▸ Goal of the exercise:
Send each entry back exactly as given, pictures excluded.

▸ Material for the task:
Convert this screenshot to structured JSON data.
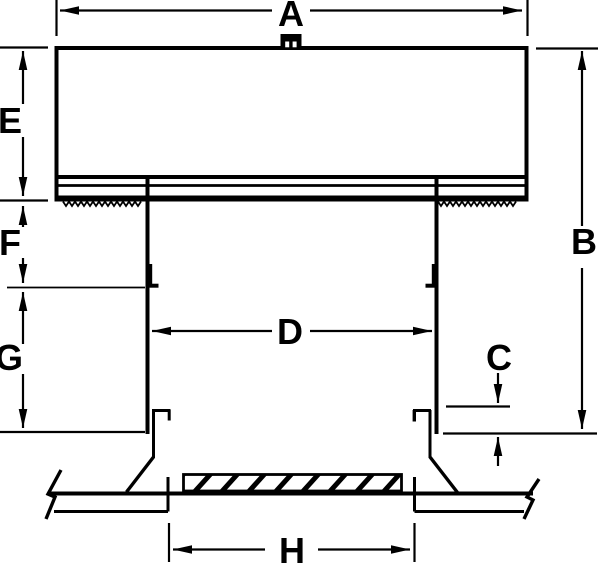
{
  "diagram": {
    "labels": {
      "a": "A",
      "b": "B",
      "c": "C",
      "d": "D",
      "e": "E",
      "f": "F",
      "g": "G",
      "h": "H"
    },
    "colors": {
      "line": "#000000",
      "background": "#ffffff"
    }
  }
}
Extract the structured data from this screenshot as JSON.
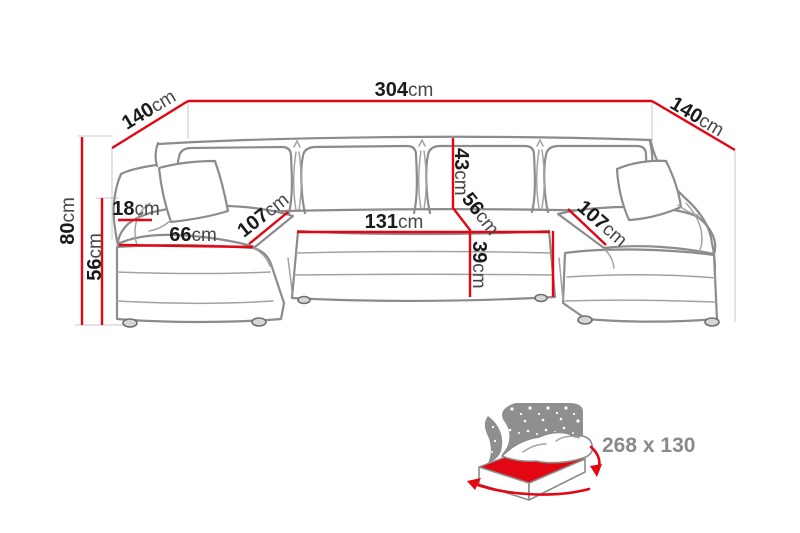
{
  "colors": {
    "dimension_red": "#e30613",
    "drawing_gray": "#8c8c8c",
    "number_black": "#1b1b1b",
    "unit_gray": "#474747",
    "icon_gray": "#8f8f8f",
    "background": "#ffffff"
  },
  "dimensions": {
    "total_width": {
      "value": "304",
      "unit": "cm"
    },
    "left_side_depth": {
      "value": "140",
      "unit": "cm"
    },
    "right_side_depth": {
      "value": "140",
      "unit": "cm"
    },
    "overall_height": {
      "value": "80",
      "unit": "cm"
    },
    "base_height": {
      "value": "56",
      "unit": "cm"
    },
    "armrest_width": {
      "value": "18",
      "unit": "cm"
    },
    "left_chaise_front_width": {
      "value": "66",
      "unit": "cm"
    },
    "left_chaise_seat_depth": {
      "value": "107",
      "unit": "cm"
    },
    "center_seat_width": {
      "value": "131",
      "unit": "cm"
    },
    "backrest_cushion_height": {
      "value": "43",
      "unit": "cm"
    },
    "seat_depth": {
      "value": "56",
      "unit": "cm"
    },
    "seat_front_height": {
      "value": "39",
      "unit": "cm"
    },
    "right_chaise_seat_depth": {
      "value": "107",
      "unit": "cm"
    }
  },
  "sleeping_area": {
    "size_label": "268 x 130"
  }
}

▸ Response below:
Convert this screenshot to structured JSON data.
{
  "diagram": {
    "labels": {
      "a": "A",
      "b": "B",
      "c": "C",
      "d": "D",
      "e": "E",
      "f": "F",
      "g": "G",
      "h": "H"
    },
    "colors": {
      "line": "#000000",
      "background": "#ffffff"
    }
  }
}
Extract the structured data from this screenshot as JSON.
{
  "colors": {
    "dimension_red": "#e30613",
    "drawing_gray": "#8c8c8c",
    "number_black": "#1b1b1b",
    "unit_gray": "#474747",
    "icon_gray": "#8f8f8f",
    "background": "#ffffff"
  },
  "dimensions": {
    "total_width": {
      "value": "304",
      "unit": "cm"
    },
    "left_side_depth": {
      "value": "140",
      "unit": "cm"
    },
    "right_side_depth": {
      "value": "140",
      "unit": "cm"
    },
    "overall_height": {
      "value": "80",
      "unit": "cm"
    },
    "base_height": {
      "value": "56",
      "unit": "cm"
    },
    "armrest_width": {
      "value": "18",
      "unit": "cm"
    },
    "left_chaise_front_width": {
      "value": "66",
      "unit": "cm"
    },
    "left_chaise_seat_depth": {
      "value": "107",
      "unit": "cm"
    },
    "center_seat_width": {
      "value": "131",
      "unit": "cm"
    },
    "backrest_cushion_height": {
      "value": "43",
      "unit": "cm"
    },
    "seat_depth": {
      "value": "56",
      "unit": "cm"
    },
    "seat_front_height": {
      "value": "39",
      "unit": "cm"
    },
    "right_chaise_seat_depth": {
      "value": "107",
      "unit": "cm"
    }
  },
  "sleeping_area": {
    "size_label": "268 x 130"
  }
}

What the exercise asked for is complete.